◆ DATA IN THIS EXERCISE ◆

- - - -

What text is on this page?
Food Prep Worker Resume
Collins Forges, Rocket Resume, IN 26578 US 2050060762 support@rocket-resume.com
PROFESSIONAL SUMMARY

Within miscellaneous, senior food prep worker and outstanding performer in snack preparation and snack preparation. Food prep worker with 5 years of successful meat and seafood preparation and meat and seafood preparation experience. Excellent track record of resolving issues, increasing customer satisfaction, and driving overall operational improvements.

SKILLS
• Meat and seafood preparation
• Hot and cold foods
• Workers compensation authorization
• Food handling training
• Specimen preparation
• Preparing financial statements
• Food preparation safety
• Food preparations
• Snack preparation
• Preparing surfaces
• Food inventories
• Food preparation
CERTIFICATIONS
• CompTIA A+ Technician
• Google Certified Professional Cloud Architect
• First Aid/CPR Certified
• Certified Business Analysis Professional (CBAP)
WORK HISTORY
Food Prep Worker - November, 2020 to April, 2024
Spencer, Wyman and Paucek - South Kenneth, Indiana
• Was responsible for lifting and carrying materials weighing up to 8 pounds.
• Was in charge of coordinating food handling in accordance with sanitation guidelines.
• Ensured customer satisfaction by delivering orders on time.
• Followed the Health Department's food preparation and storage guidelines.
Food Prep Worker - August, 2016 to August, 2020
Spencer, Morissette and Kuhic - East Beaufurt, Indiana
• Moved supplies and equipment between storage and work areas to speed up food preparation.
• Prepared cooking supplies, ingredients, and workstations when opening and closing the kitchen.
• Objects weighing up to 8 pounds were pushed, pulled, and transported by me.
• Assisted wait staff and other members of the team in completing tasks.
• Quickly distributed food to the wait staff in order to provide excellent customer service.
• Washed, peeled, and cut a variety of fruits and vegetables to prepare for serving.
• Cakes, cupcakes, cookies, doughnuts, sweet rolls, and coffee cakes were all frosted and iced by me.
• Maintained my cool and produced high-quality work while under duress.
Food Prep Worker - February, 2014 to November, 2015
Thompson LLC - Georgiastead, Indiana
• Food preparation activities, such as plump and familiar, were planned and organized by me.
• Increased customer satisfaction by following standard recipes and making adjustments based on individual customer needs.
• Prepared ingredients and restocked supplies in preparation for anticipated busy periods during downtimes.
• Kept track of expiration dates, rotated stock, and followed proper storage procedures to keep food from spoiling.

- - - -

◆ WHAT THE EXERCISE ASKS ◆
Copy out the full set of records precisely, leaving nothing out.

◆ SOLUTION ◆
What text is on this page?
Food Prep Worker Resume
Collins Forges, Rocket Resume, IN 26578 US 2050060762 support@rocket-resume.com
PROFESSIONAL SUMMARY

Within miscellaneous, senior food prep worker and outstanding performer in snack preparation and snack preparation. Food prep worker with 5 years of successful meat and seafood preparation and meat and seafood preparation experience. Excellent track record of resolving issues, increasing customer satisfaction, and driving overall operational improvements.

SKILLS
• Meat and seafood preparation
• Hot and cold foods
• Workers compensation authorization
• Food handling training
• Specimen preparation
• Preparing financial statements
• Food preparation safety
• Food preparations
• Snack preparation
• Preparing surfaces
• Food inventories
• Food preparation
CERTIFICATIONS
• CompTIA A+ Technician
• Google Certified Professional Cloud Architect
• First Aid/CPR Certified
• Certified Business Analysis Professional (CBAP)
WORK HISTORY
Food Prep Worker - November, 2020 to April, 2024
Spencer, Wyman and Paucek - South Kenneth, Indiana
• Was responsible for lifting and carrying materials weighing up to 8 pounds.
• Was in charge of coordinating food handling in accordance with sanitation guidelines.
• Ensured customer satisfaction by delivering orders on time.
• Followed the Health Department's food preparation and storage guidelines.
Food Prep Worker - August, 2016 to August, 2020
Spencer, Morissette and Kuhic - East Beaufurt, Indiana
• Moved supplies and equipment between storage and work areas to speed up food preparation.
• Prepared cooking supplies, ingredients, and workstations when opening and closing the kitchen.
• Objects weighing up to 8 pounds were pushed, pulled, and transported by me.
• Assisted wait staff and other members of the team in completing tasks.
• Quickly distributed food to the wait staff in order to provide excellent customer service.
• Washed, peeled, and cut a variety of fruits and vegetables to prepare for serving.
• Cakes, cupcakes, cookies, doughnuts, sweet rolls, and coffee cakes were all frosted and iced by me.
• Maintained my cool and produced high-quality work while under duress.
Food Prep Worker - February, 2014 to November, 2015
Thompson LLC - Georgiastead, Indiana
• Food preparation activities, such as plump and familiar, were planned and organized by me.
• Increased customer satisfaction by following standard recipes and making adjustments based on individual customer needs.
• Prepared ingredients and restocked supplies in preparation for anticipated busy periods during downtimes.
• Kept track of expiration dates, rotated stock, and followed proper storage procedures to keep food from spoiling.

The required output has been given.